-- start of Provided records --

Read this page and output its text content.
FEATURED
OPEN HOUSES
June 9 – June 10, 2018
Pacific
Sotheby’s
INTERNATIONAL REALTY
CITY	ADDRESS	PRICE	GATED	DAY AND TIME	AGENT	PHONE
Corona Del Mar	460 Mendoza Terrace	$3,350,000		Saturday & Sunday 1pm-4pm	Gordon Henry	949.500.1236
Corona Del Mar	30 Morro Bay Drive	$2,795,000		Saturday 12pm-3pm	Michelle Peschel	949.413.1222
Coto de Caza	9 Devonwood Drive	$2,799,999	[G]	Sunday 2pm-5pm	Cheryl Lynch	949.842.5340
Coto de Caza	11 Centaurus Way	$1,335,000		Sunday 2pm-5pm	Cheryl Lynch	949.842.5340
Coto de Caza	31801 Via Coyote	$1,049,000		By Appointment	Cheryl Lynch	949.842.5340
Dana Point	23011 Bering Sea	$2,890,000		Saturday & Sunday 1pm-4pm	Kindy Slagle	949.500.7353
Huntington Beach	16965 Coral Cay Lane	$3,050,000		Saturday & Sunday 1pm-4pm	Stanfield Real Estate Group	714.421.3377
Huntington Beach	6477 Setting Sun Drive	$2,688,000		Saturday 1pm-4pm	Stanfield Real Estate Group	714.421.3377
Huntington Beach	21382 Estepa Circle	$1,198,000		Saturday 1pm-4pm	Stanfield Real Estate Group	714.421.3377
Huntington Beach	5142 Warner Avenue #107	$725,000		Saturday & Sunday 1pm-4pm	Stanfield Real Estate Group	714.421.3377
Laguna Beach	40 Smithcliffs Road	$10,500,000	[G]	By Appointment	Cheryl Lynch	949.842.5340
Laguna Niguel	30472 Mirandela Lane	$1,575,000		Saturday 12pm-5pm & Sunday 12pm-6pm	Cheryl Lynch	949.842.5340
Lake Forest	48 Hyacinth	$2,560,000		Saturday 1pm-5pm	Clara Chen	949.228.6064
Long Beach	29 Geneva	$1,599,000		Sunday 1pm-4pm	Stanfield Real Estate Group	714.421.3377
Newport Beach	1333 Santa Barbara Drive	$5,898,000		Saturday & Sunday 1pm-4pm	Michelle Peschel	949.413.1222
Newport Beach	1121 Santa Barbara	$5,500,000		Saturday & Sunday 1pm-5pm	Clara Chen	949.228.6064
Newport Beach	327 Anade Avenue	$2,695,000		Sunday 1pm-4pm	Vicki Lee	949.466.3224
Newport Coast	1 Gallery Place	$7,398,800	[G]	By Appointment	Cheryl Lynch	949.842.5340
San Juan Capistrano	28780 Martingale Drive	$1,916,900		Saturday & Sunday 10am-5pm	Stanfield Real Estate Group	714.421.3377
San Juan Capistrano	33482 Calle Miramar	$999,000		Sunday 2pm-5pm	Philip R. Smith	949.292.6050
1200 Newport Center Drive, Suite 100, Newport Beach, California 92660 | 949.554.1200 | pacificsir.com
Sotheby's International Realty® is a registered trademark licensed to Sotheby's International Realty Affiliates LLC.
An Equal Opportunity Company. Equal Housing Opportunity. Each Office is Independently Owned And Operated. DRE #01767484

-- end of Provided records --

Extract all of the data shown above and repeat it verbatim.

Read this page and output its text content.
FEATURED
OPEN HOUSES
June 9 – June 10, 2018
Pacific
Sotheby’s
INTERNATIONAL REALTY
CITY	ADDRESS	PRICE	GATED	DAY AND TIME	AGENT	PHONE
Corona Del Mar	460 Mendoza Terrace	$3,350,000		Saturday & Sunday 1pm-4pm	Gordon Henry	949.500.1236
Corona Del Mar	30 Morro Bay Drive	$2,795,000		Saturday 12pm-3pm	Michelle Peschel	949.413.1222
Coto de Caza	9 Devonwood Drive	$2,799,999	[G]	Sunday 2pm-5pm	Cheryl Lynch	949.842.5340
Coto de Caza	11 Centaurus Way	$1,335,000		Sunday 2pm-5pm	Cheryl Lynch	949.842.5340
Coto de Caza	31801 Via Coyote	$1,049,000		By Appointment	Cheryl Lynch	949.842.5340
Dana Point	23011 Bering Sea	$2,890,000		Saturday & Sunday 1pm-4pm	Kindy Slagle	949.500.7353
Huntington Beach	16965 Coral Cay Lane	$3,050,000		Saturday & Sunday 1pm-4pm	Stanfield Real Estate Group	714.421.3377
Huntington Beach	6477 Setting Sun Drive	$2,688,000		Saturday 1pm-4pm	Stanfield Real Estate Group	714.421.3377
Huntington Beach	21382 Estepa Circle	$1,198,000		Saturday 1pm-4pm	Stanfield Real Estate Group	714.421.3377
Huntington Beach	5142 Warner Avenue #107	$725,000		Saturday & Sunday 1pm-4pm	Stanfield Real Estate Group	714.421.3377
Laguna Beach	40 Smithcliffs Road	$10,500,000	[G]	By Appointment	Cheryl Lynch	949.842.5340
Laguna Niguel	30472 Mirandela Lane	$1,575,000		Saturday 12pm-5pm & Sunday 12pm-6pm	Cheryl Lynch	949.842.5340
Lake Forest	48 Hyacinth	$2,560,000		Saturday 1pm-5pm	Clara Chen	949.228.6064
Long Beach	29 Geneva	$1,599,000		Sunday 1pm-4pm	Stanfield Real Estate Group	714.421.3377
Newport Beach	1333 Santa Barbara Drive	$5,898,000		Saturday & Sunday 1pm-4pm	Michelle Peschel	949.413.1222
Newport Beach	1121 Santa Barbara	$5,500,000		Saturday & Sunday 1pm-5pm	Clara Chen	949.228.6064
Newport Beach	327 Anade Avenue	$2,695,000		Sunday 1pm-4pm	Vicki Lee	949.466.3224
Newport Coast	1 Gallery Place	$7,398,800	[G]	By Appointment	Cheryl Lynch	949.842.5340
San Juan Capistrano	28780 Martingale Drive	$1,916,900		Saturday & Sunday 10am-5pm	Stanfield Real Estate Group	714.421.3377
San Juan Capistrano	33482 Calle Miramar	$999,000		Sunday 2pm-5pm	Philip R. Smith	949.292.6050
1200 Newport Center Drive, Suite 100, Newport Beach, California 92660 | 949.554.1200 | pacificsir.com
Sotheby's International Realty® is a registered trademark licensed to Sotheby's International Realty Affiliates LLC.
An Equal Opportunity Company. Equal Housing Opportunity. Each Office is Independently Owned And Operated. DRE #01767484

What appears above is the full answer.